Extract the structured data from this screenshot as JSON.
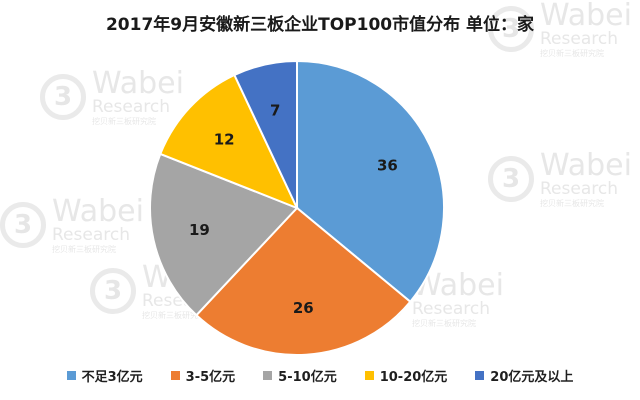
{
  "title": "2017年9月安徽新三板企业TOP100市值分布  单位：家",
  "watermark": {
    "logo": "3",
    "name": "Wabei",
    "sub": "Research",
    "cn": "挖贝新三板研究院"
  },
  "chart_data": {
    "type": "pie",
    "title": "2017年9月安徽新三板企业TOP100市值分布  单位：家",
    "categories": [
      "不足3亿元",
      "3-5亿元",
      "5-10亿元",
      "10-20亿元",
      "20亿元及以上"
    ],
    "values": [
      36,
      26,
      19,
      12,
      7
    ],
    "colors": [
      "#5b9bd5",
      "#ed7d31",
      "#a5a5a5",
      "#ffc000",
      "#4472c4"
    ],
    "start": "12 o'clock",
    "direction": "clockwise",
    "data_labels": "inside",
    "legend_position": "bottom"
  }
}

Exercise brief: Quote the records above exactly, leaving out any pictures.

Solution for this exercise:
Extract the structured data from this screenshot as JSON.
{
  "title": "2017年9月安徽新三板企业TOP100市值分布  单位：家",
  "watermark": {
    "logo": "3",
    "name": "Wabei",
    "sub": "Research",
    "cn": "挖贝新三板研究院"
  },
  "chart_data": {
    "type": "pie",
    "title": "2017年9月安徽新三板企业TOP100市值分布  单位：家",
    "categories": [
      "不足3亿元",
      "3-5亿元",
      "5-10亿元",
      "10-20亿元",
      "20亿元及以上"
    ],
    "values": [
      36,
      26,
      19,
      12,
      7
    ],
    "colors": [
      "#5b9bd5",
      "#ed7d31",
      "#a5a5a5",
      "#ffc000",
      "#4472c4"
    ],
    "start": "12 o'clock",
    "direction": "clockwise",
    "data_labels": "inside",
    "legend_position": "bottom"
  }
}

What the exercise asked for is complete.